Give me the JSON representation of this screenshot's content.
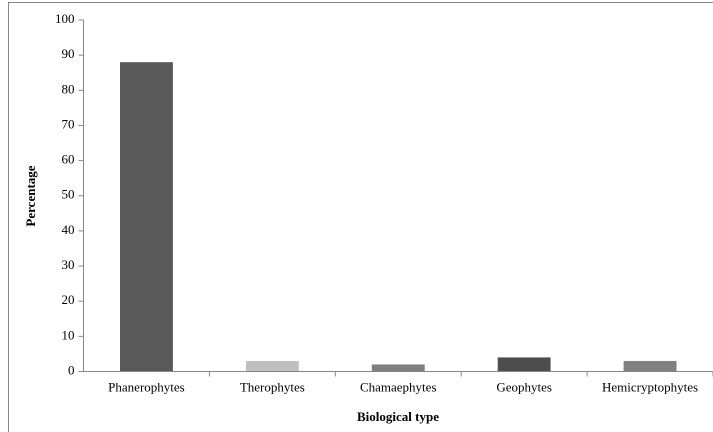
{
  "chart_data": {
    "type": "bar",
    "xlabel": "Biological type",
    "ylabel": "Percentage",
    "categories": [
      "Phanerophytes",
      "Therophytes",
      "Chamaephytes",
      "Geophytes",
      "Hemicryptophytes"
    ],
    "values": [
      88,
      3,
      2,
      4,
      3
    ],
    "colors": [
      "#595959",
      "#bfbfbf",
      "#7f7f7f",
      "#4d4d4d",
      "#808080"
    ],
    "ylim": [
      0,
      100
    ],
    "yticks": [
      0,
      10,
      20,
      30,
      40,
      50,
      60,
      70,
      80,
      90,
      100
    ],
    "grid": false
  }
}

## Set task
Pictures stay out; repeat all the rest of the records exactly.

## Solved problem
Give me the JSON representation of this screenshot's content.
{
  "chart_data": {
    "type": "bar",
    "xlabel": "Biological type",
    "ylabel": "Percentage",
    "categories": [
      "Phanerophytes",
      "Therophytes",
      "Chamaephytes",
      "Geophytes",
      "Hemicryptophytes"
    ],
    "values": [
      88,
      3,
      2,
      4,
      3
    ],
    "colors": [
      "#595959",
      "#bfbfbf",
      "#7f7f7f",
      "#4d4d4d",
      "#808080"
    ],
    "ylim": [
      0,
      100
    ],
    "yticks": [
      0,
      10,
      20,
      30,
      40,
      50,
      60,
      70,
      80,
      90,
      100
    ],
    "grid": false
  }
}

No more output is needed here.